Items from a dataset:
***

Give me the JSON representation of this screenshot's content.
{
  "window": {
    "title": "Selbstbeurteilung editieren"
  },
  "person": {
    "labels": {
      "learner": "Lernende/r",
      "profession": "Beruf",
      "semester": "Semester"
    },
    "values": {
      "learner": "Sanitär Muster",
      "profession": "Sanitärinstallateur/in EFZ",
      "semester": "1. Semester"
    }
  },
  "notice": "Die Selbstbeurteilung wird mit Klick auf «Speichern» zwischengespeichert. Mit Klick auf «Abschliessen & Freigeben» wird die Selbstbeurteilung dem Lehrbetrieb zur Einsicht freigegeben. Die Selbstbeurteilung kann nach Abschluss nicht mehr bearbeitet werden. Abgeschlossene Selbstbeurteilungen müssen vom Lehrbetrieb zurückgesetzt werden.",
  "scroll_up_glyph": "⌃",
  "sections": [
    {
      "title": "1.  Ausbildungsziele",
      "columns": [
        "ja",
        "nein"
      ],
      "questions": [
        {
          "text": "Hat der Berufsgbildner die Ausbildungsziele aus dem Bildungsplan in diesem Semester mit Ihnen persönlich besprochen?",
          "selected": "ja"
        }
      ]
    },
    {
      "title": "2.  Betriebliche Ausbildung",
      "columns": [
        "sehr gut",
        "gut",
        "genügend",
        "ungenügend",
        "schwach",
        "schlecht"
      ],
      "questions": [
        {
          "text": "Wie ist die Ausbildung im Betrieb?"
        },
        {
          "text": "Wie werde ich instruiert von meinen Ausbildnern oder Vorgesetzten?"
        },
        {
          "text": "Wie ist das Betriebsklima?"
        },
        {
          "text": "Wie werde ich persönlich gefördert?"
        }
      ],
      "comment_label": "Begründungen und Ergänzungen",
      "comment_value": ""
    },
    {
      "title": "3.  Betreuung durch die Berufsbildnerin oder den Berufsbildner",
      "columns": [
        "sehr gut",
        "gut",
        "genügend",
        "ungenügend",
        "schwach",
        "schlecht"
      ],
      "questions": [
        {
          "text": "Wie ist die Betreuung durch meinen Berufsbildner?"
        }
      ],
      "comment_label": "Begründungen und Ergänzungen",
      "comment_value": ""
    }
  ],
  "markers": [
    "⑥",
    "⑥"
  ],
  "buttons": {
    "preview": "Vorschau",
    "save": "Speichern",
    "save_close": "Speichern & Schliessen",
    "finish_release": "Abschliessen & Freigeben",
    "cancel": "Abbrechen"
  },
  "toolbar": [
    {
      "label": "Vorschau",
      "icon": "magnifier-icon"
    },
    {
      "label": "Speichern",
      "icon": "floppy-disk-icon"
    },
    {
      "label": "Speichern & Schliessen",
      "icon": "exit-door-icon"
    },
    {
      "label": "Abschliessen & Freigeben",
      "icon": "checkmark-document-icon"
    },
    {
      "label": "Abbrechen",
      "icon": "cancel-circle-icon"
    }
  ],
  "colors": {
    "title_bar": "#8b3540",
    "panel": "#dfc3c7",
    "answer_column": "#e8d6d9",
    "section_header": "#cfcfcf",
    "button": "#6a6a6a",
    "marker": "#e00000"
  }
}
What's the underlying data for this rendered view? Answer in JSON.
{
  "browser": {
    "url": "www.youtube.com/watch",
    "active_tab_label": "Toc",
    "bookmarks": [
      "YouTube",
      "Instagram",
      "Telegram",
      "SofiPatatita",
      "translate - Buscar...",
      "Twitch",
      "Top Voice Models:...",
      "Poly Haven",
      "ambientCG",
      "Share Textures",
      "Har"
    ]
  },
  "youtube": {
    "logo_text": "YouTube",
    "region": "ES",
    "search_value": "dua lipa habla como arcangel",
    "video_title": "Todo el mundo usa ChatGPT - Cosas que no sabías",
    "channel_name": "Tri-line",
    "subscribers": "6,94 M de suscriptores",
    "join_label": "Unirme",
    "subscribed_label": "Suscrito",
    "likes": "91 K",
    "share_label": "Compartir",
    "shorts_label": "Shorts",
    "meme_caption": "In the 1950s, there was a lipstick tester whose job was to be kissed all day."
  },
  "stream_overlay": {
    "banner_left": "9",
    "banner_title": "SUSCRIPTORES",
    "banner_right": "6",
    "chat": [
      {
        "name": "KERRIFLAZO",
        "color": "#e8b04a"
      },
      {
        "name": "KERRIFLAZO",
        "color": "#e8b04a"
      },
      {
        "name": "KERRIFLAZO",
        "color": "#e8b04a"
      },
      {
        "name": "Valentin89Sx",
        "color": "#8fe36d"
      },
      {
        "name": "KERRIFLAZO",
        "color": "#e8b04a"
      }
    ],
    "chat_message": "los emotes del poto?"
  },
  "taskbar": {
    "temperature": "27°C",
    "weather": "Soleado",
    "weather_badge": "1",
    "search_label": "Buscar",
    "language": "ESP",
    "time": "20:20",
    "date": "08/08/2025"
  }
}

***

#### Instruction
Restate the whole listing exactly, leaving out nothing.

#### Solution to the problem
Give me the JSON representation of this screenshot's content.
{
  "window": {
    "title": "Selbstbeurteilung editieren"
  },
  "person": {
    "labels": {
      "learner": "Lernende/r",
      "profession": "Beruf",
      "semester": "Semester"
    },
    "values": {
      "learner": "Sanitär Muster",
      "profession": "Sanitärinstallateur/in EFZ",
      "semester": "1. Semester"
    }
  },
  "notice": "Die Selbstbeurteilung wird mit Klick auf «Speichern» zwischengespeichert. Mit Klick auf «Abschliessen & Freigeben» wird die Selbstbeurteilung dem Lehrbetrieb zur Einsicht freigegeben. Die Selbstbeurteilung kann nach Abschluss nicht mehr bearbeitet werden. Abgeschlossene Selbstbeurteilungen müssen vom Lehrbetrieb zurückgesetzt werden.",
  "scroll_up_glyph": "⌃",
  "sections": [
    {
      "title": "1.  Ausbildungsziele",
      "columns": [
        "ja",
        "nein"
      ],
      "questions": [
        {
          "text": "Hat der Berufsgbildner die Ausbildungsziele aus dem Bildungsplan in diesem Semester mit Ihnen persönlich besprochen?",
          "selected": "ja"
        }
      ]
    },
    {
      "title": "2.  Betriebliche Ausbildung",
      "columns": [
        "sehr gut",
        "gut",
        "genügend",
        "ungenügend",
        "schwach",
        "schlecht"
      ],
      "questions": [
        {
          "text": "Wie ist die Ausbildung im Betrieb?"
        },
        {
          "text": "Wie werde ich instruiert von meinen Ausbildnern oder Vorgesetzten?"
        },
        {
          "text": "Wie ist das Betriebsklima?"
        },
        {
          "text": "Wie werde ich persönlich gefördert?"
        }
      ],
      "comment_label": "Begründungen und Ergänzungen",
      "comment_value": ""
    },
    {
      "title": "3.  Betreuung durch die Berufsbildnerin oder den Berufsbildner",
      "columns": [
        "sehr gut",
        "gut",
        "genügend",
        "ungenügend",
        "schwach",
        "schlecht"
      ],
      "questions": [
        {
          "text": "Wie ist die Betreuung durch meinen Berufsbildner?"
        }
      ],
      "comment_label": "Begründungen und Ergänzungen",
      "comment_value": ""
    }
  ],
  "markers": [
    "⑥",
    "⑥"
  ],
  "buttons": {
    "preview": "Vorschau",
    "save": "Speichern",
    "save_close": "Speichern & Schliessen",
    "finish_release": "Abschliessen & Freigeben",
    "cancel": "Abbrechen"
  },
  "toolbar": [
    {
      "label": "Vorschau",
      "icon": "magnifier-icon"
    },
    {
      "label": "Speichern",
      "icon": "floppy-disk-icon"
    },
    {
      "label": "Speichern & Schliessen",
      "icon": "exit-door-icon"
    },
    {
      "label": "Abschliessen & Freigeben",
      "icon": "checkmark-document-icon"
    },
    {
      "label": "Abbrechen",
      "icon": "cancel-circle-icon"
    }
  ],
  "colors": {
    "title_bar": "#8b3540",
    "panel": "#dfc3c7",
    "answer_column": "#e8d6d9",
    "section_header": "#cfcfcf",
    "button": "#6a6a6a",
    "marker": "#e00000"
  }
}
What's the underlying data for this rendered view? Answer in JSON.
{
  "browser": {
    "url": "www.youtube.com/watch",
    "active_tab_label": "Toc",
    "bookmarks": [
      "YouTube",
      "Instagram",
      "Telegram",
      "SofiPatatita",
      "translate - Buscar...",
      "Twitch",
      "Top Voice Models:...",
      "Poly Haven",
      "ambientCG",
      "Share Textures",
      "Har"
    ]
  },
  "youtube": {
    "logo_text": "YouTube",
    "region": "ES",
    "search_value": "dua lipa habla como arcangel",
    "video_title": "Todo el mundo usa ChatGPT - Cosas que no sabías",
    "channel_name": "Tri-line",
    "subscribers": "6,94 M de suscriptores",
    "join_label": "Unirme",
    "subscribed_label": "Suscrito",
    "likes": "91 K",
    "share_label": "Compartir",
    "shorts_label": "Shorts",
    "meme_caption": "In the 1950s, there was a lipstick tester whose job was to be kissed all day."
  },
  "stream_overlay": {
    "banner_left": "9",
    "banner_title": "SUSCRIPTORES",
    "banner_right": "6",
    "chat": [
      {
        "name": "KERRIFLAZO",
        "color": "#e8b04a"
      },
      {
        "name": "KERRIFLAZO",
        "color": "#e8b04a"
      },
      {
        "name": "KERRIFLAZO",
        "color": "#e8b04a"
      },
      {
        "name": "Valentin89Sx",
        "color": "#8fe36d"
      },
      {
        "name": "KERRIFLAZO",
        "color": "#e8b04a"
      }
    ],
    "chat_message": "los emotes del poto?"
  },
  "taskbar": {
    "temperature": "27°C",
    "weather": "Soleado",
    "weather_badge": "1",
    "search_label": "Buscar",
    "language": "ESP",
    "time": "20:20",
    "date": "08/08/2025"
  }
}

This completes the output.